Below are some records. Say how many of their lines include the string "Providers", giving only the number.

[Start of Raw records]

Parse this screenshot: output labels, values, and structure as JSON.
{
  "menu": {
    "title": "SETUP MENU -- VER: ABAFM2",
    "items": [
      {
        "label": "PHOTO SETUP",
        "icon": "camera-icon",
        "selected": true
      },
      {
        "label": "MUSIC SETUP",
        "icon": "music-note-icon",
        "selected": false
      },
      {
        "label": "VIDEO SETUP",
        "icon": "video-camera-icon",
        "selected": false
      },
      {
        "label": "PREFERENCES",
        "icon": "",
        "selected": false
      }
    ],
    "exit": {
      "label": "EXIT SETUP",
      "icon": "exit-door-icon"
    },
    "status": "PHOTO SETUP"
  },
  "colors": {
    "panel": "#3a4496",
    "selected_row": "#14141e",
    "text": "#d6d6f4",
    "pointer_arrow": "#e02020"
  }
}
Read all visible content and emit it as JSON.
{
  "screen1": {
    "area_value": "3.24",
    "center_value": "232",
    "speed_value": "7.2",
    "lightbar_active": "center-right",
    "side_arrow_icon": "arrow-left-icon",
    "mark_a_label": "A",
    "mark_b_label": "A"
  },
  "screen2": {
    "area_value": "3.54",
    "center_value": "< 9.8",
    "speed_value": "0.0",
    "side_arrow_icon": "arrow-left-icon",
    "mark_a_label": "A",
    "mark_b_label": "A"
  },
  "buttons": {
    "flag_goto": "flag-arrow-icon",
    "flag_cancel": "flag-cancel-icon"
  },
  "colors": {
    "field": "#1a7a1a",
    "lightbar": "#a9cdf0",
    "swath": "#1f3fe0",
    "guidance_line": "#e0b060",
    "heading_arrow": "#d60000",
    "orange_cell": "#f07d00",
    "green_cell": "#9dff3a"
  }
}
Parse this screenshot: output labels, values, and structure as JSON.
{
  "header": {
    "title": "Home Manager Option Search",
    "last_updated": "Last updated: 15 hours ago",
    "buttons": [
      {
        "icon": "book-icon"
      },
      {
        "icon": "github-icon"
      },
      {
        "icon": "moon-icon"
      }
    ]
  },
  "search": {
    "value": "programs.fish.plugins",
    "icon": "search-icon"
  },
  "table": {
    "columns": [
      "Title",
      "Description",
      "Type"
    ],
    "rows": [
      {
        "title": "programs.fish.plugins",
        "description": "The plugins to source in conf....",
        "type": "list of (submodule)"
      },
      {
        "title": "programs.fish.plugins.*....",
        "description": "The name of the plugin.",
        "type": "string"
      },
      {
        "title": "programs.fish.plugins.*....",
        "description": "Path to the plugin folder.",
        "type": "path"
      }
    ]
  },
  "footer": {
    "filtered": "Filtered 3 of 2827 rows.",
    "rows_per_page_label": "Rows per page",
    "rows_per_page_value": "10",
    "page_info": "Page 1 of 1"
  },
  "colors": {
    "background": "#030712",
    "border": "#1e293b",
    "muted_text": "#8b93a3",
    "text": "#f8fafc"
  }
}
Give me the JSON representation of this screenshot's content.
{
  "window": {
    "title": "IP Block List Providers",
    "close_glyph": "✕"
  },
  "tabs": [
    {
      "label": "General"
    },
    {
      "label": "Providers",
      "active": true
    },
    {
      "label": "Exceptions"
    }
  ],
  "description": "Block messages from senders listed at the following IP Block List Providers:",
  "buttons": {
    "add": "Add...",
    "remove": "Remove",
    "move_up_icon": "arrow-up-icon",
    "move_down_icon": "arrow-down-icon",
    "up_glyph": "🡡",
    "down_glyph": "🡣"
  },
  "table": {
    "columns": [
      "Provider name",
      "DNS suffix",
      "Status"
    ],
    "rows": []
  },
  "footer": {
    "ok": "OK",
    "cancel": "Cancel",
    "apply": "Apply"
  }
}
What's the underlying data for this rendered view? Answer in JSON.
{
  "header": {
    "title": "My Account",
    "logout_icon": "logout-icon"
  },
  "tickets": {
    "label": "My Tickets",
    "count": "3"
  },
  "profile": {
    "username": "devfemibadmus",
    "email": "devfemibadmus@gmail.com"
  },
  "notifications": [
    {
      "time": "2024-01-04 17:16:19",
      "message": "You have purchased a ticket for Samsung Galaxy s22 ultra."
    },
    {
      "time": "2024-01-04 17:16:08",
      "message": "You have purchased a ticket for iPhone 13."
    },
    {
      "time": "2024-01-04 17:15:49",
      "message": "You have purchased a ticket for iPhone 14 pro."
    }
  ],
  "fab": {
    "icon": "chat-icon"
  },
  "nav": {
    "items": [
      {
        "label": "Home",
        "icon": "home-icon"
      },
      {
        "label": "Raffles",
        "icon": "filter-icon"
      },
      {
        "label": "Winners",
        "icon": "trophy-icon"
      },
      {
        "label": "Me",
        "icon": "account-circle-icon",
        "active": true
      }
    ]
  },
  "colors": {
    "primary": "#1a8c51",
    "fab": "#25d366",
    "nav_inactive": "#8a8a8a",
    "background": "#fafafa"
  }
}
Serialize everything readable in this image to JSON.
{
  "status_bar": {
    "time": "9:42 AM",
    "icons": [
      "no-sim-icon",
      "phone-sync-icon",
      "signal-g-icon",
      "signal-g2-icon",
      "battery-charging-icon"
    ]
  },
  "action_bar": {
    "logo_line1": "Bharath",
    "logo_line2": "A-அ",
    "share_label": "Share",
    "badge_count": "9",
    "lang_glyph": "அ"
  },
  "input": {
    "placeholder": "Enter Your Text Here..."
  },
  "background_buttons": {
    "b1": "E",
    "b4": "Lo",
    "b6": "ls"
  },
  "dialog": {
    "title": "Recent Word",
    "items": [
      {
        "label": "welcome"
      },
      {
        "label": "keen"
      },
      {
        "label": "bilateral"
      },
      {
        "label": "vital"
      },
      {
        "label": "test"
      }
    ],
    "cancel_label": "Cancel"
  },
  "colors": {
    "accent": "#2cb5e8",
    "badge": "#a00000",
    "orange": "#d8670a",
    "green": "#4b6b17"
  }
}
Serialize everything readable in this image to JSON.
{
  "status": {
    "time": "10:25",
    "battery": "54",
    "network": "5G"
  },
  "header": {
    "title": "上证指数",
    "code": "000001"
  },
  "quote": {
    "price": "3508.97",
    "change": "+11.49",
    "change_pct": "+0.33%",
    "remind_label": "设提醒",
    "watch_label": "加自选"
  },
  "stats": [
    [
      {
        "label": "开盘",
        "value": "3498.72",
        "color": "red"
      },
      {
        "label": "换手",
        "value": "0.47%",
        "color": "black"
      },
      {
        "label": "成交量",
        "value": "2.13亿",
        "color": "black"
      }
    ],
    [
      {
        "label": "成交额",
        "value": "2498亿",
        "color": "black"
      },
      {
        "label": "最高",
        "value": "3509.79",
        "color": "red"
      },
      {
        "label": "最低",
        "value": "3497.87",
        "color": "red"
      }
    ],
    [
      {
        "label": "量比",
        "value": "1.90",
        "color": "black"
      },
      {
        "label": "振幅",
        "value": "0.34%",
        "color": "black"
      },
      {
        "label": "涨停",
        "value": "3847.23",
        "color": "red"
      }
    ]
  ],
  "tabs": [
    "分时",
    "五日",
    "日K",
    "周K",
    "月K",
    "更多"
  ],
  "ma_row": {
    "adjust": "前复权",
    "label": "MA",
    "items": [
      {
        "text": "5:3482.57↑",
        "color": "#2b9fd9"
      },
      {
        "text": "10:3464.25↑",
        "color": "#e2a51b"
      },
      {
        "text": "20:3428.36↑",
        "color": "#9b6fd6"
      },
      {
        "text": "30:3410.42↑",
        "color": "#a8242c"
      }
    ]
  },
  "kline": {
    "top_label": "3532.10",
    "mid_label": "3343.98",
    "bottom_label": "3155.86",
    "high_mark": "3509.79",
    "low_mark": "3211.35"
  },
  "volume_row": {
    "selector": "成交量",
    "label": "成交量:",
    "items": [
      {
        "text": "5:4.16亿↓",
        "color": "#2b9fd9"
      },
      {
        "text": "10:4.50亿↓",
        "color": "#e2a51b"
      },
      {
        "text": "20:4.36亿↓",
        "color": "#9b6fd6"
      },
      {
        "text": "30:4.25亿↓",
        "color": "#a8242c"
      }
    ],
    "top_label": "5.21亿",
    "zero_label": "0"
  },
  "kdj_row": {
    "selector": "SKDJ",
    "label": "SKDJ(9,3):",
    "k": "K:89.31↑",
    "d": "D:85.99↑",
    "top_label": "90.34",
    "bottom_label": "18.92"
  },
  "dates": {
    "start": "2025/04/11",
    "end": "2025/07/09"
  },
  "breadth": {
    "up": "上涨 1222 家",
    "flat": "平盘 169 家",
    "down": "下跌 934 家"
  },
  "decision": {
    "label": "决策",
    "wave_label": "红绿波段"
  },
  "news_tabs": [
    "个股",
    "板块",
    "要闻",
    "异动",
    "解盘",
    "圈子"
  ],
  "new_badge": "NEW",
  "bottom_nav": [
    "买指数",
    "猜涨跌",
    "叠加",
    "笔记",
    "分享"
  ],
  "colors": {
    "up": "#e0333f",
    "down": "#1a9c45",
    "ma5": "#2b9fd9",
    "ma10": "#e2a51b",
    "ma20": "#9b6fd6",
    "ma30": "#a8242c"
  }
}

[End of Raw records]

» Answer to the exercise:
3